=== Problem to work on ===
Repeat all entries exactly.

=== Entries provided ===

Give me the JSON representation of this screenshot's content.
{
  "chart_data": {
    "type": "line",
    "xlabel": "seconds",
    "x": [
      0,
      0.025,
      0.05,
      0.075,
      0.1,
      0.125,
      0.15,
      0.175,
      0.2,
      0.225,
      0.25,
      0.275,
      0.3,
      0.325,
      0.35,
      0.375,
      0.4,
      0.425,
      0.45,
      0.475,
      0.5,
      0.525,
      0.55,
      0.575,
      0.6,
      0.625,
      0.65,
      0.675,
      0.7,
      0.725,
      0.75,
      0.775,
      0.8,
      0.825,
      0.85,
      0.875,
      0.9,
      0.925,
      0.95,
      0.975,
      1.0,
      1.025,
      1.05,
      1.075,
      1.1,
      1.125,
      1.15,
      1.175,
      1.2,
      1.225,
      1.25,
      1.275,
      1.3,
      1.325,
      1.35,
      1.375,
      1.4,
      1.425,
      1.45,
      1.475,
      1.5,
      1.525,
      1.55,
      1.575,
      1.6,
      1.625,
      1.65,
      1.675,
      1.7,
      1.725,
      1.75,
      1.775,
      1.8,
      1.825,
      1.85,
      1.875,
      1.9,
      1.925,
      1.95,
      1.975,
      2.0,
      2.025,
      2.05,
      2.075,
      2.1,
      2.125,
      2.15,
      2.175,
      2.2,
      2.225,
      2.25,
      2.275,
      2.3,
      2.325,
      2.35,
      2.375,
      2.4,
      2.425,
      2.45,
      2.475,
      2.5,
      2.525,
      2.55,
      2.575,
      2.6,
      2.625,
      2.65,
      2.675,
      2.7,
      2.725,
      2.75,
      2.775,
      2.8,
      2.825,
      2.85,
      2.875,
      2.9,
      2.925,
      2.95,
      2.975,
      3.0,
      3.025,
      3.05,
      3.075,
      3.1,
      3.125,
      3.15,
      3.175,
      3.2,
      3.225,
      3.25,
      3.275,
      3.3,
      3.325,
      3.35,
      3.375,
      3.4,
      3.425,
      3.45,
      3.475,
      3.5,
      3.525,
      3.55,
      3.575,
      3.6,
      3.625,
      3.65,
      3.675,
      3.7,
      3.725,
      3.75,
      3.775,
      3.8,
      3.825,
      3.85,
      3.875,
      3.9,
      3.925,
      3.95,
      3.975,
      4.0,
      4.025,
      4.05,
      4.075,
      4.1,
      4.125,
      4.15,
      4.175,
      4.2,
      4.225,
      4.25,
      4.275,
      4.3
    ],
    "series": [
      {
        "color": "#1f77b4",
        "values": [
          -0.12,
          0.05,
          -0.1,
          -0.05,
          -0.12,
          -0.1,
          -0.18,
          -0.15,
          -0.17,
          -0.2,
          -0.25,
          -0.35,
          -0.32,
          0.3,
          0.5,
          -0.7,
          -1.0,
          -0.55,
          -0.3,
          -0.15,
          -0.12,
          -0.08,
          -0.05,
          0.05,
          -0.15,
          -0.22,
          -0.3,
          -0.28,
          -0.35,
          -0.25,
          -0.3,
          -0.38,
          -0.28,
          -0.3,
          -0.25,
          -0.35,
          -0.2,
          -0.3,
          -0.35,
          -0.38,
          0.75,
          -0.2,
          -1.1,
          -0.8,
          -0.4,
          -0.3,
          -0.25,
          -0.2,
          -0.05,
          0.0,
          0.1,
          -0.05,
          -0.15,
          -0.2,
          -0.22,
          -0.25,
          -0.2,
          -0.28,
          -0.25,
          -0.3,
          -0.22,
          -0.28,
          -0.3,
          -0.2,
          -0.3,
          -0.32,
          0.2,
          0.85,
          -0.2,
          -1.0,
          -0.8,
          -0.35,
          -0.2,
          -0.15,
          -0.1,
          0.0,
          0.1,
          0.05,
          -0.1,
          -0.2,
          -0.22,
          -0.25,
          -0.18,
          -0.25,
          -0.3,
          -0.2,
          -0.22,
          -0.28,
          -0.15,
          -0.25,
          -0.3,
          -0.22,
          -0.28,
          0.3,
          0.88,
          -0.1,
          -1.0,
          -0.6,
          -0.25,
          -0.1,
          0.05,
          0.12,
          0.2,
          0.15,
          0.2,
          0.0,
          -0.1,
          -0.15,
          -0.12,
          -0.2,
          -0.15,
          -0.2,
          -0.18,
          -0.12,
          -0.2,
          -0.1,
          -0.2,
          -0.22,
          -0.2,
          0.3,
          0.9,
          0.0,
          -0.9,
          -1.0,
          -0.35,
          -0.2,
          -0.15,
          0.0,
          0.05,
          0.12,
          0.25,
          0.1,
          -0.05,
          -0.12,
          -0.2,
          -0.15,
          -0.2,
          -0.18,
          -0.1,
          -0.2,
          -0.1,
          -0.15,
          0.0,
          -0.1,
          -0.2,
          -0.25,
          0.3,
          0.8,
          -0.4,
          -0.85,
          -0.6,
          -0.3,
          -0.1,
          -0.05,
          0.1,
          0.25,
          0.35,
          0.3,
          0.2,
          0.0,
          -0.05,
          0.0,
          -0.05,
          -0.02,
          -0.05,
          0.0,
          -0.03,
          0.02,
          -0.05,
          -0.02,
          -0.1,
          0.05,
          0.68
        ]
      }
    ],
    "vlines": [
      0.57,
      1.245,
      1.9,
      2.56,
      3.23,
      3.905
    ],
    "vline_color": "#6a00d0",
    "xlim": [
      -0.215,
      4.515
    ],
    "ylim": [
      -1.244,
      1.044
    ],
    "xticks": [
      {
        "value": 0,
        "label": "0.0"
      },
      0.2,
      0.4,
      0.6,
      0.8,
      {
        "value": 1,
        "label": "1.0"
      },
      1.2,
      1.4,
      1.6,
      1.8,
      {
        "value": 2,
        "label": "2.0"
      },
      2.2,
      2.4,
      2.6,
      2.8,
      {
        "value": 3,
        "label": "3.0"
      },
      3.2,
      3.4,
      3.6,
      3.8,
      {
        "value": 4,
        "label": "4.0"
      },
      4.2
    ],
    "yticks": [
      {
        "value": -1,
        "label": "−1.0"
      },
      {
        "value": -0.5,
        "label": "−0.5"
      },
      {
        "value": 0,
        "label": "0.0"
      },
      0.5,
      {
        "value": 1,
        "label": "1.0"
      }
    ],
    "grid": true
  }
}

=== Output for this exercise ===
Give me the JSON representation of this screenshot's content.
{
  "chart_data": {
    "type": "line",
    "xlabel": "seconds",
    "x": [
      0,
      0.025,
      0.05,
      0.075,
      0.1,
      0.125,
      0.15,
      0.175,
      0.2,
      0.225,
      0.25,
      0.275,
      0.3,
      0.325,
      0.35,
      0.375,
      0.4,
      0.425,
      0.45,
      0.475,
      0.5,
      0.525,
      0.55,
      0.575,
      0.6,
      0.625,
      0.65,
      0.675,
      0.7,
      0.725,
      0.75,
      0.775,
      0.8,
      0.825,
      0.85,
      0.875,
      0.9,
      0.925,
      0.95,
      0.975,
      1.0,
      1.025,
      1.05,
      1.075,
      1.1,
      1.125,
      1.15,
      1.175,
      1.2,
      1.225,
      1.25,
      1.275,
      1.3,
      1.325,
      1.35,
      1.375,
      1.4,
      1.425,
      1.45,
      1.475,
      1.5,
      1.525,
      1.55,
      1.575,
      1.6,
      1.625,
      1.65,
      1.675,
      1.7,
      1.725,
      1.75,
      1.775,
      1.8,
      1.825,
      1.85,
      1.875,
      1.9,
      1.925,
      1.95,
      1.975,
      2.0,
      2.025,
      2.05,
      2.075,
      2.1,
      2.125,
      2.15,
      2.175,
      2.2,
      2.225,
      2.25,
      2.275,
      2.3,
      2.325,
      2.35,
      2.375,
      2.4,
      2.425,
      2.45,
      2.475,
      2.5,
      2.525,
      2.55,
      2.575,
      2.6,
      2.625,
      2.65,
      2.675,
      2.7,
      2.725,
      2.75,
      2.775,
      2.8,
      2.825,
      2.85,
      2.875,
      2.9,
      2.925,
      2.95,
      2.975,
      3.0,
      3.025,
      3.05,
      3.075,
      3.1,
      3.125,
      3.15,
      3.175,
      3.2,
      3.225,
      3.25,
      3.275,
      3.3,
      3.325,
      3.35,
      3.375,
      3.4,
      3.425,
      3.45,
      3.475,
      3.5,
      3.525,
      3.55,
      3.575,
      3.6,
      3.625,
      3.65,
      3.675,
      3.7,
      3.725,
      3.75,
      3.775,
      3.8,
      3.825,
      3.85,
      3.875,
      3.9,
      3.925,
      3.95,
      3.975,
      4.0,
      4.025,
      4.05,
      4.075,
      4.1,
      4.125,
      4.15,
      4.175,
      4.2,
      4.225,
      4.25,
      4.275,
      4.3
    ],
    "series": [
      {
        "color": "#1f77b4",
        "values": [
          -0.12,
          0.05,
          -0.1,
          -0.05,
          -0.12,
          -0.1,
          -0.18,
          -0.15,
          -0.17,
          -0.2,
          -0.25,
          -0.35,
          -0.32,
          0.3,
          0.5,
          -0.7,
          -1.0,
          -0.55,
          -0.3,
          -0.15,
          -0.12,
          -0.08,
          -0.05,
          0.05,
          -0.15,
          -0.22,
          -0.3,
          -0.28,
          -0.35,
          -0.25,
          -0.3,
          -0.38,
          -0.28,
          -0.3,
          -0.25,
          -0.35,
          -0.2,
          -0.3,
          -0.35,
          -0.38,
          0.75,
          -0.2,
          -1.1,
          -0.8,
          -0.4,
          -0.3,
          -0.25,
          -0.2,
          -0.05,
          0.0,
          0.1,
          -0.05,
          -0.15,
          -0.2,
          -0.22,
          -0.25,
          -0.2,
          -0.28,
          -0.25,
          -0.3,
          -0.22,
          -0.28,
          -0.3,
          -0.2,
          -0.3,
          -0.32,
          0.2,
          0.85,
          -0.2,
          -1.0,
          -0.8,
          -0.35,
          -0.2,
          -0.15,
          -0.1,
          0.0,
          0.1,
          0.05,
          -0.1,
          -0.2,
          -0.22,
          -0.25,
          -0.18,
          -0.25,
          -0.3,
          -0.2,
          -0.22,
          -0.28,
          -0.15,
          -0.25,
          -0.3,
          -0.22,
          -0.28,
          0.3,
          0.88,
          -0.1,
          -1.0,
          -0.6,
          -0.25,
          -0.1,
          0.05,
          0.12,
          0.2,
          0.15,
          0.2,
          0.0,
          -0.1,
          -0.15,
          -0.12,
          -0.2,
          -0.15,
          -0.2,
          -0.18,
          -0.12,
          -0.2,
          -0.1,
          -0.2,
          -0.22,
          -0.2,
          0.3,
          0.9,
          0.0,
          -0.9,
          -1.0,
          -0.35,
          -0.2,
          -0.15,
          0.0,
          0.05,
          0.12,
          0.25,
          0.1,
          -0.05,
          -0.12,
          -0.2,
          -0.15,
          -0.2,
          -0.18,
          -0.1,
          -0.2,
          -0.1,
          -0.15,
          0.0,
          -0.1,
          -0.2,
          -0.25,
          0.3,
          0.8,
          -0.4,
          -0.85,
          -0.6,
          -0.3,
          -0.1,
          -0.05,
          0.1,
          0.25,
          0.35,
          0.3,
          0.2,
          0.0,
          -0.05,
          0.0,
          -0.05,
          -0.02,
          -0.05,
          0.0,
          -0.03,
          0.02,
          -0.05,
          -0.02,
          -0.1,
          0.05,
          0.68
        ]
      }
    ],
    "vlines": [
      0.57,
      1.245,
      1.9,
      2.56,
      3.23,
      3.905
    ],
    "vline_color": "#6a00d0",
    "xlim": [
      -0.215,
      4.515
    ],
    "ylim": [
      -1.244,
      1.044
    ],
    "xticks": [
      {
        "value": 0,
        "label": "0.0"
      },
      0.2,
      0.4,
      0.6,
      0.8,
      {
        "value": 1,
        "label": "1.0"
      },
      1.2,
      1.4,
      1.6,
      1.8,
      {
        "value": 2,
        "label": "2.0"
      },
      2.2,
      2.4,
      2.6,
      2.8,
      {
        "value": 3,
        "label": "3.0"
      },
      3.2,
      3.4,
      3.6,
      3.8,
      {
        "value": 4,
        "label": "4.0"
      },
      4.2
    ],
    "yticks": [
      {
        "value": -1,
        "label": "−1.0"
      },
      {
        "value": -0.5,
        "label": "−0.5"
      },
      {
        "value": 0,
        "label": "0.0"
      },
      0.5,
      {
        "value": 1,
        "label": "1.0"
      }
    ],
    "grid": true
  }
}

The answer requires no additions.